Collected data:
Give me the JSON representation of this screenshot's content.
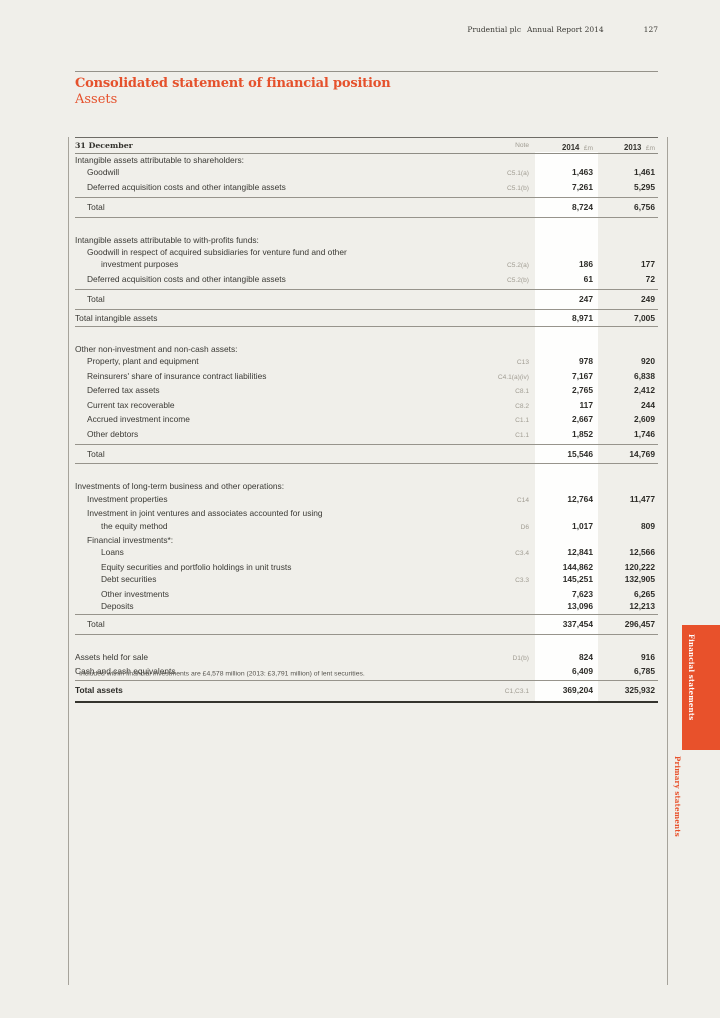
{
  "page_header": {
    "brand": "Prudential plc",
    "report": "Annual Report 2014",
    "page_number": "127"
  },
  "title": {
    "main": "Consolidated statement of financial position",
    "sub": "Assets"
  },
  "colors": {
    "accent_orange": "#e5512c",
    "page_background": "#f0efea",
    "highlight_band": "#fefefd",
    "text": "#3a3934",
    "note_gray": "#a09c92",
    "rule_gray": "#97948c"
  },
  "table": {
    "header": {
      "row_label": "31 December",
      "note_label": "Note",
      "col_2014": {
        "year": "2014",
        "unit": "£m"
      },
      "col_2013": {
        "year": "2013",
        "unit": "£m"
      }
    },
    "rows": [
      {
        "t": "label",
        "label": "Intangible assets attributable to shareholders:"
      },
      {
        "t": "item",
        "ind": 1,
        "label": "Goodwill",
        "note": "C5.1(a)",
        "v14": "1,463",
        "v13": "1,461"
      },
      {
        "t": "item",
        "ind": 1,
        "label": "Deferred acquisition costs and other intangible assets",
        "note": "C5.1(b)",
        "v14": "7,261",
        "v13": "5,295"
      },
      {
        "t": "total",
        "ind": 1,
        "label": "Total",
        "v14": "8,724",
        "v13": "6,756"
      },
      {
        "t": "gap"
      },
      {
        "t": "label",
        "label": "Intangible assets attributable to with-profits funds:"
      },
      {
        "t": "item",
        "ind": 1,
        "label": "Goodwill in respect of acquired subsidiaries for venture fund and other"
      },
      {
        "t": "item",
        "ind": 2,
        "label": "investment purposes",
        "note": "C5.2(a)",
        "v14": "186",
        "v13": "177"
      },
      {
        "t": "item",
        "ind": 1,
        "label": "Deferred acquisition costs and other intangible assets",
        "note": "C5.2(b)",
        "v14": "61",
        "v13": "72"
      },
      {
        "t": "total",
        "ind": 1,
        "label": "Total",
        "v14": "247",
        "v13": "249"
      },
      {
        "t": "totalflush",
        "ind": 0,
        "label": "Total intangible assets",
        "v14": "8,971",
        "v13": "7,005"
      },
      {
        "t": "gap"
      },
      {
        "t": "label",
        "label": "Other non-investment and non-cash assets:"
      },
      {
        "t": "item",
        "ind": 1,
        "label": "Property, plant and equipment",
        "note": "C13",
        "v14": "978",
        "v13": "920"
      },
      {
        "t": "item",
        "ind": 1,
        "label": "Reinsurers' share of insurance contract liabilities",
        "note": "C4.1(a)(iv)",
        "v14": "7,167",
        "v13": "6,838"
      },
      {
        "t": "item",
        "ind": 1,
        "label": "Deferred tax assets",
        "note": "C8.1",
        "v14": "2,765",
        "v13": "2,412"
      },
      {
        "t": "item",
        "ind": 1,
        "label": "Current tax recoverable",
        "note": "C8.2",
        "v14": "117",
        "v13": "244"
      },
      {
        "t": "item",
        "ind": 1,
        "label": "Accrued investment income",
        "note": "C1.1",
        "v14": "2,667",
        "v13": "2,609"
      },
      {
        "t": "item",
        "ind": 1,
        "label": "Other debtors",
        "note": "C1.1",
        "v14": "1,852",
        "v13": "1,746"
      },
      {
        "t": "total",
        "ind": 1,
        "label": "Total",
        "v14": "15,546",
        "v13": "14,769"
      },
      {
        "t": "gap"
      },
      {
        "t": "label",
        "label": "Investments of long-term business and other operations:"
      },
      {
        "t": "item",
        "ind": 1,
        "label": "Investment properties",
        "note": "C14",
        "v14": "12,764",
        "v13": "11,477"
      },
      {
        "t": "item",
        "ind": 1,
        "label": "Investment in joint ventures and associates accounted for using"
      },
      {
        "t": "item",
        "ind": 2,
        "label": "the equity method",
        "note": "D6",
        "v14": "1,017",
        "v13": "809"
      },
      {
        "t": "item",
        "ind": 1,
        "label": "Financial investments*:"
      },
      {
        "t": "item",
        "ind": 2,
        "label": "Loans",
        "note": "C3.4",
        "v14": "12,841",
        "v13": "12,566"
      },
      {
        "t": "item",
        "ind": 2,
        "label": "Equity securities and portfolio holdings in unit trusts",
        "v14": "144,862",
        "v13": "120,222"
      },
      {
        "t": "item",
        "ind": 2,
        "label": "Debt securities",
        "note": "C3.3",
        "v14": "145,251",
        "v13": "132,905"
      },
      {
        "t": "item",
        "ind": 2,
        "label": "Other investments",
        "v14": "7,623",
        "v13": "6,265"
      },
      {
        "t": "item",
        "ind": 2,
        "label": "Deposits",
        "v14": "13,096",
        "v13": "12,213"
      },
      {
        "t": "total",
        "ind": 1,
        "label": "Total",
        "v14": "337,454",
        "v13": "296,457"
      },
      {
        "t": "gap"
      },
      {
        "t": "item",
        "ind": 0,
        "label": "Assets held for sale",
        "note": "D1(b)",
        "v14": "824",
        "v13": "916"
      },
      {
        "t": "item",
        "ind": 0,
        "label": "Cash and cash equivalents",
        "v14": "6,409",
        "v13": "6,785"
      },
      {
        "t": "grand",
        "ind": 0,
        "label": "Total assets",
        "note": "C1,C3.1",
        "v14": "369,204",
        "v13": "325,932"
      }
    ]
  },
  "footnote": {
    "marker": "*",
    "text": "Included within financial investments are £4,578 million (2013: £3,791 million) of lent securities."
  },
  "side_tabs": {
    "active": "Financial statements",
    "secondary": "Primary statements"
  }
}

PROBLEM> Repeat the listing in full and exactly. Leave any pictures out.

COMPLETED TASK>
Give me the JSON representation of this screenshot's content.
{
  "page_header": {
    "brand": "Prudential plc",
    "report": "Annual Report 2014",
    "page_number": "127"
  },
  "title": {
    "main": "Consolidated statement of financial position",
    "sub": "Assets"
  },
  "colors": {
    "accent_orange": "#e5512c",
    "page_background": "#f0efea",
    "highlight_band": "#fefefd",
    "text": "#3a3934",
    "note_gray": "#a09c92",
    "rule_gray": "#97948c"
  },
  "table": {
    "header": {
      "row_label": "31 December",
      "note_label": "Note",
      "col_2014": {
        "year": "2014",
        "unit": "£m"
      },
      "col_2013": {
        "year": "2013",
        "unit": "£m"
      }
    },
    "rows": [
      {
        "t": "label",
        "label": "Intangible assets attributable to shareholders:"
      },
      {
        "t": "item",
        "ind": 1,
        "label": "Goodwill",
        "note": "C5.1(a)",
        "v14": "1,463",
        "v13": "1,461"
      },
      {
        "t": "item",
        "ind": 1,
        "label": "Deferred acquisition costs and other intangible assets",
        "note": "C5.1(b)",
        "v14": "7,261",
        "v13": "5,295"
      },
      {
        "t": "total",
        "ind": 1,
        "label": "Total",
        "v14": "8,724",
        "v13": "6,756"
      },
      {
        "t": "gap"
      },
      {
        "t": "label",
        "label": "Intangible assets attributable to with-profits funds:"
      },
      {
        "t": "item",
        "ind": 1,
        "label": "Goodwill in respect of acquired subsidiaries for venture fund and other"
      },
      {
        "t": "item",
        "ind": 2,
        "label": "investment purposes",
        "note": "C5.2(a)",
        "v14": "186",
        "v13": "177"
      },
      {
        "t": "item",
        "ind": 1,
        "label": "Deferred acquisition costs and other intangible assets",
        "note": "C5.2(b)",
        "v14": "61",
        "v13": "72"
      },
      {
        "t": "total",
        "ind": 1,
        "label": "Total",
        "v14": "247",
        "v13": "249"
      },
      {
        "t": "totalflush",
        "ind": 0,
        "label": "Total intangible assets",
        "v14": "8,971",
        "v13": "7,005"
      },
      {
        "t": "gap"
      },
      {
        "t": "label",
        "label": "Other non-investment and non-cash assets:"
      },
      {
        "t": "item",
        "ind": 1,
        "label": "Property, plant and equipment",
        "note": "C13",
        "v14": "978",
        "v13": "920"
      },
      {
        "t": "item",
        "ind": 1,
        "label": "Reinsurers' share of insurance contract liabilities",
        "note": "C4.1(a)(iv)",
        "v14": "7,167",
        "v13": "6,838"
      },
      {
        "t": "item",
        "ind": 1,
        "label": "Deferred tax assets",
        "note": "C8.1",
        "v14": "2,765",
        "v13": "2,412"
      },
      {
        "t": "item",
        "ind": 1,
        "label": "Current tax recoverable",
        "note": "C8.2",
        "v14": "117",
        "v13": "244"
      },
      {
        "t": "item",
        "ind": 1,
        "label": "Accrued investment income",
        "note": "C1.1",
        "v14": "2,667",
        "v13": "2,609"
      },
      {
        "t": "item",
        "ind": 1,
        "label": "Other debtors",
        "note": "C1.1",
        "v14": "1,852",
        "v13": "1,746"
      },
      {
        "t": "total",
        "ind": 1,
        "label": "Total",
        "v14": "15,546",
        "v13": "14,769"
      },
      {
        "t": "gap"
      },
      {
        "t": "label",
        "label": "Investments of long-term business and other operations:"
      },
      {
        "t": "item",
        "ind": 1,
        "label": "Investment properties",
        "note": "C14",
        "v14": "12,764",
        "v13": "11,477"
      },
      {
        "t": "item",
        "ind": 1,
        "label": "Investment in joint ventures and associates accounted for using"
      },
      {
        "t": "item",
        "ind": 2,
        "label": "the equity method",
        "note": "D6",
        "v14": "1,017",
        "v13": "809"
      },
      {
        "t": "item",
        "ind": 1,
        "label": "Financial investments*:"
      },
      {
        "t": "item",
        "ind": 2,
        "label": "Loans",
        "note": "C3.4",
        "v14": "12,841",
        "v13": "12,566"
      },
      {
        "t": "item",
        "ind": 2,
        "label": "Equity securities and portfolio holdings in unit trusts",
        "v14": "144,862",
        "v13": "120,222"
      },
      {
        "t": "item",
        "ind": 2,
        "label": "Debt securities",
        "note": "C3.3",
        "v14": "145,251",
        "v13": "132,905"
      },
      {
        "t": "item",
        "ind": 2,
        "label": "Other investments",
        "v14": "7,623",
        "v13": "6,265"
      },
      {
        "t": "item",
        "ind": 2,
        "label": "Deposits",
        "v14": "13,096",
        "v13": "12,213"
      },
      {
        "t": "total",
        "ind": 1,
        "label": "Total",
        "v14": "337,454",
        "v13": "296,457"
      },
      {
        "t": "gap"
      },
      {
        "t": "item",
        "ind": 0,
        "label": "Assets held for sale",
        "note": "D1(b)",
        "v14": "824",
        "v13": "916"
      },
      {
        "t": "item",
        "ind": 0,
        "label": "Cash and cash equivalents",
        "v14": "6,409",
        "v13": "6,785"
      },
      {
        "t": "grand",
        "ind": 0,
        "label": "Total assets",
        "note": "C1,C3.1",
        "v14": "369,204",
        "v13": "325,932"
      }
    ]
  },
  "footnote": {
    "marker": "*",
    "text": "Included within financial investments are £4,578 million (2013: £3,791 million) of lent securities."
  },
  "side_tabs": {
    "active": "Financial statements",
    "secondary": "Primary statements"
  }
}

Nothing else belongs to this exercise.